▶ [Directions for this task] How many lines in this material include the string "Output"? Answer with the number and nothing further.

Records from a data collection
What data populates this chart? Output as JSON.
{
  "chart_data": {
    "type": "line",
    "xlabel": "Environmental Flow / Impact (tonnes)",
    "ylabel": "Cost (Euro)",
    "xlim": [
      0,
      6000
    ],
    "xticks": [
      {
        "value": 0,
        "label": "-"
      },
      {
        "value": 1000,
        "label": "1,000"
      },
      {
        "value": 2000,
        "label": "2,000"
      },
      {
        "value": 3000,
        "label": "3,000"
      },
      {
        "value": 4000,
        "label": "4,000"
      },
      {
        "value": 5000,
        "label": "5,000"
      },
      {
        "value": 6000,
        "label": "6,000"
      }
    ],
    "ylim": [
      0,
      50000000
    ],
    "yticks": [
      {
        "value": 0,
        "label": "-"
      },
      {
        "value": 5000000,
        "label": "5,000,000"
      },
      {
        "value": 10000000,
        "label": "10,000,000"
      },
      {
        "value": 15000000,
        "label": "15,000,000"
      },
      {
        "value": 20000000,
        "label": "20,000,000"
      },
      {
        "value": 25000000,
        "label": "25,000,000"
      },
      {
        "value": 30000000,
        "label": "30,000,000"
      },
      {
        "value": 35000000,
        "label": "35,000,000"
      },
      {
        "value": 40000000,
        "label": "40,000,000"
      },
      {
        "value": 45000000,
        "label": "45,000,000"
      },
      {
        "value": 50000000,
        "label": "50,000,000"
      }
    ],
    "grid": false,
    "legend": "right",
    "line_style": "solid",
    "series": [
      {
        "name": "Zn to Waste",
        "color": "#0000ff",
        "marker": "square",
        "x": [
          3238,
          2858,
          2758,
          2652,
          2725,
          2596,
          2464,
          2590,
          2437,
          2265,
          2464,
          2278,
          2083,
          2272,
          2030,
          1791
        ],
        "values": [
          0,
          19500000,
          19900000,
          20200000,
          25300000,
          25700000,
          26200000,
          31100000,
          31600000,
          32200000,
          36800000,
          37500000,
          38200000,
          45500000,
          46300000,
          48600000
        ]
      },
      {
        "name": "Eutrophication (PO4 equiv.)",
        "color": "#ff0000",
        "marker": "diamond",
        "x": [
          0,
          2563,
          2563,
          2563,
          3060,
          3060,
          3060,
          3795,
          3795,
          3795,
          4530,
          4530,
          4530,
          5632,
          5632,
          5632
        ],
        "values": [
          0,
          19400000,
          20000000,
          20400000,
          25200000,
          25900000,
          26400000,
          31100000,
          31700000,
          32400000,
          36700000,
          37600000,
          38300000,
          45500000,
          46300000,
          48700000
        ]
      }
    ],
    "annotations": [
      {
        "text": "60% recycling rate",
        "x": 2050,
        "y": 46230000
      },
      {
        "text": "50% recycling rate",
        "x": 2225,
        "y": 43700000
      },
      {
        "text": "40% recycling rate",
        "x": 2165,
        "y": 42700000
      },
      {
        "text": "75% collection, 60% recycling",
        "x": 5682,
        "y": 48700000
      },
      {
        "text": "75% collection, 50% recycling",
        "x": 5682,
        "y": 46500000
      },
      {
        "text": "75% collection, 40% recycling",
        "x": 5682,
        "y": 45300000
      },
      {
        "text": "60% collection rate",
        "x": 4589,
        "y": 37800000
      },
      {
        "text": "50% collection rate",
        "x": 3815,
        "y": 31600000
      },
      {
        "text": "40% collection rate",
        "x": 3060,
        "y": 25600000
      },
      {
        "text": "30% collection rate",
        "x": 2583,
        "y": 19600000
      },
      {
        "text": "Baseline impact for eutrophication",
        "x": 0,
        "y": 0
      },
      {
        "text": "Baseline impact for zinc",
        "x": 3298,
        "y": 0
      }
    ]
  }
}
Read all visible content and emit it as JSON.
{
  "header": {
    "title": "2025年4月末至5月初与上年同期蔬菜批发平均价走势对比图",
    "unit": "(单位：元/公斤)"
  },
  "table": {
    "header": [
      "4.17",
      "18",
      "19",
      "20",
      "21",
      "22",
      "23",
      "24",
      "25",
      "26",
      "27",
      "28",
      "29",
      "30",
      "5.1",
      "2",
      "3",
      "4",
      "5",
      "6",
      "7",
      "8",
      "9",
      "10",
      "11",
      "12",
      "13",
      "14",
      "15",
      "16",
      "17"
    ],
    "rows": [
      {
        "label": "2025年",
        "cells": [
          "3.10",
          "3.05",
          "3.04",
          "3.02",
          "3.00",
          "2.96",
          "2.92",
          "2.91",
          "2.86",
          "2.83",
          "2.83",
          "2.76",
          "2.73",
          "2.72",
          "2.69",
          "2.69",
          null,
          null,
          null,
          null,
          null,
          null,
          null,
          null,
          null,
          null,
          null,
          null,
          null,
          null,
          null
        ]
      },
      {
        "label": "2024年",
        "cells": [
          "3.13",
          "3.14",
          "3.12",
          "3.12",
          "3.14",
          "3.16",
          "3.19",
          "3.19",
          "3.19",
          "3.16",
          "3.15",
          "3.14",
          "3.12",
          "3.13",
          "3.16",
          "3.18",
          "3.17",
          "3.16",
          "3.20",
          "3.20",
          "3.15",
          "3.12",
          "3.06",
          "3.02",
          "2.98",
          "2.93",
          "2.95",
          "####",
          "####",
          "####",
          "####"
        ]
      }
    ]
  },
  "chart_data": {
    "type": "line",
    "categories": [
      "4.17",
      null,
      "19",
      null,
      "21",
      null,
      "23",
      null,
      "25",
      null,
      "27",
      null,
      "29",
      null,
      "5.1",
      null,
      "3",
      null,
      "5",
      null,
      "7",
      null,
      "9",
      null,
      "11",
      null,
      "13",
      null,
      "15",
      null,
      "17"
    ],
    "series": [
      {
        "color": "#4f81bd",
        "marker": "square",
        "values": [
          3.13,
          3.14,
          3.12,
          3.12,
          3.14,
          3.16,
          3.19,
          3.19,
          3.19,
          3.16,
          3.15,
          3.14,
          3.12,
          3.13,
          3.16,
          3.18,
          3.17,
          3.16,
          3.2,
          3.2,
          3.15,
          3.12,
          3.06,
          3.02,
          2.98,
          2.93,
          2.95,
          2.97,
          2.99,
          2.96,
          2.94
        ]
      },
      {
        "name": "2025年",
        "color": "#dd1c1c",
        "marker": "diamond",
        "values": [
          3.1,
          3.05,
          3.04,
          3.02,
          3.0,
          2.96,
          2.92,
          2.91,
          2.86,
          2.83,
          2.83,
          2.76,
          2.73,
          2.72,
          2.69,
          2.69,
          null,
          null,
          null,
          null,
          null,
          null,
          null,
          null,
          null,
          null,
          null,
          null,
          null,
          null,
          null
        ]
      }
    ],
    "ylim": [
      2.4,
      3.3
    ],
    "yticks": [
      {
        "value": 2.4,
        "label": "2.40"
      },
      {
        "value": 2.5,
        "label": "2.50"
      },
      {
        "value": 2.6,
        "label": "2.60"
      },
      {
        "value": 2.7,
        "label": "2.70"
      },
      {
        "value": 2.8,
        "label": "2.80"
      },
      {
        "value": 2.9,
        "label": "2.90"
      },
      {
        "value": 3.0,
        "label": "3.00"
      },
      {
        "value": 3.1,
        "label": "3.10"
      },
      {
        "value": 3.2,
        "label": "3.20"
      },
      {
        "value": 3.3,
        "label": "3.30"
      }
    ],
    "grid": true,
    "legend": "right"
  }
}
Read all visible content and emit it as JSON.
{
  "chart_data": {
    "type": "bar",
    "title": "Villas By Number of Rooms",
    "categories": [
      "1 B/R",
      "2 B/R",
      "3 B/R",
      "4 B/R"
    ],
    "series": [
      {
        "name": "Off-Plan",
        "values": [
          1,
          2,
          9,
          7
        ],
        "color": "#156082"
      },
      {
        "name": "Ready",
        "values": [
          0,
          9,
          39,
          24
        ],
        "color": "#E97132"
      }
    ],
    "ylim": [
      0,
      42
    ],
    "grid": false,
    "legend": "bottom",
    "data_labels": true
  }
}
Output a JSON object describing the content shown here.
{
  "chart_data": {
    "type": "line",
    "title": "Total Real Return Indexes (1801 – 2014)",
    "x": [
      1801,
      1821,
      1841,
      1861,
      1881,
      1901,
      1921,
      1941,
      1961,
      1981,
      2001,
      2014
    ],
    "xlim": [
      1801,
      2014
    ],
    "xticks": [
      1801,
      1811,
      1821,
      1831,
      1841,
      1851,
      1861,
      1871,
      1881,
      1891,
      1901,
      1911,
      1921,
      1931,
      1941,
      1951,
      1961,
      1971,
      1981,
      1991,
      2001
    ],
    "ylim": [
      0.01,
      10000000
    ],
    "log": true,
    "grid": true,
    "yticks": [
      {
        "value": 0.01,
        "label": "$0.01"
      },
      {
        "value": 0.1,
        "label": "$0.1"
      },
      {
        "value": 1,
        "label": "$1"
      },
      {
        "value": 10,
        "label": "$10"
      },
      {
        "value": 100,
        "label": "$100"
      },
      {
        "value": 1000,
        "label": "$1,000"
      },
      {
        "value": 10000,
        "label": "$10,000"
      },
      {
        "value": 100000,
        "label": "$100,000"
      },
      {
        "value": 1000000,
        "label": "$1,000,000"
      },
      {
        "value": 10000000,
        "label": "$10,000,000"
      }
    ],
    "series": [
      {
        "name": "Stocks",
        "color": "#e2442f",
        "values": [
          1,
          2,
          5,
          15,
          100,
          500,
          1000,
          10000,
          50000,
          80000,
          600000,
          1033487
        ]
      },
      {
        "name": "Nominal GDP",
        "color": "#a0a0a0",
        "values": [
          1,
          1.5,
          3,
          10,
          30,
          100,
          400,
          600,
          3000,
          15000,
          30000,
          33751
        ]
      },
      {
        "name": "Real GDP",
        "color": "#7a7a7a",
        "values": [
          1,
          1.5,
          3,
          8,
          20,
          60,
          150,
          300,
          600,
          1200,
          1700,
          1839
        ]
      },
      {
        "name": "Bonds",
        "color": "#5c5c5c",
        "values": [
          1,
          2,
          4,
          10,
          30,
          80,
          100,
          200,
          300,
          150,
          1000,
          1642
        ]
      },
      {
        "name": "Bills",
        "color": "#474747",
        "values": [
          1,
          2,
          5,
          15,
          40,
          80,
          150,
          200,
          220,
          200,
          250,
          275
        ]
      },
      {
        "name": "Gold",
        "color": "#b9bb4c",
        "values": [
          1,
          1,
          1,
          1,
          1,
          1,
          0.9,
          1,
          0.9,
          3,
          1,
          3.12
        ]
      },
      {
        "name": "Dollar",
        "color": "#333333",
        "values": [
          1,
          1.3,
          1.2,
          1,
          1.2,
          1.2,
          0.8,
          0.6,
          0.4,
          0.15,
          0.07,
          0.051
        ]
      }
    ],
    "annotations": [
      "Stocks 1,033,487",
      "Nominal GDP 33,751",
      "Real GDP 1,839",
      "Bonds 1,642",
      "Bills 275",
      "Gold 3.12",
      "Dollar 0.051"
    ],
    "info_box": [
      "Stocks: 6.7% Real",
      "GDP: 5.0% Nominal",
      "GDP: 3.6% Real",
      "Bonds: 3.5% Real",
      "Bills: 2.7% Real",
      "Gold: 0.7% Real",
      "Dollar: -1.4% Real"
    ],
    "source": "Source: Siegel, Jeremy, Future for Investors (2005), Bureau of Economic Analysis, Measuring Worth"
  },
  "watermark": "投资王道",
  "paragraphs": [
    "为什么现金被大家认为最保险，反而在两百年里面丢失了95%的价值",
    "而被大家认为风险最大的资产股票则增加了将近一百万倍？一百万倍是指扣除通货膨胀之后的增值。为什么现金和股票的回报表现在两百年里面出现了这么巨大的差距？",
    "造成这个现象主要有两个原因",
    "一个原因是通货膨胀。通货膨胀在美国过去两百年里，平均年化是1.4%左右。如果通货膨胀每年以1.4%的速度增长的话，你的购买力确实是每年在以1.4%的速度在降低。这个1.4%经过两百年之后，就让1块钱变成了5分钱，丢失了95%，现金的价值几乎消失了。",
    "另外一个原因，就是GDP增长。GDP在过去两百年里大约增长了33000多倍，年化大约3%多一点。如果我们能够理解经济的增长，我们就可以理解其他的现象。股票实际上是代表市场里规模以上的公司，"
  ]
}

▶ [Exercise answer] 2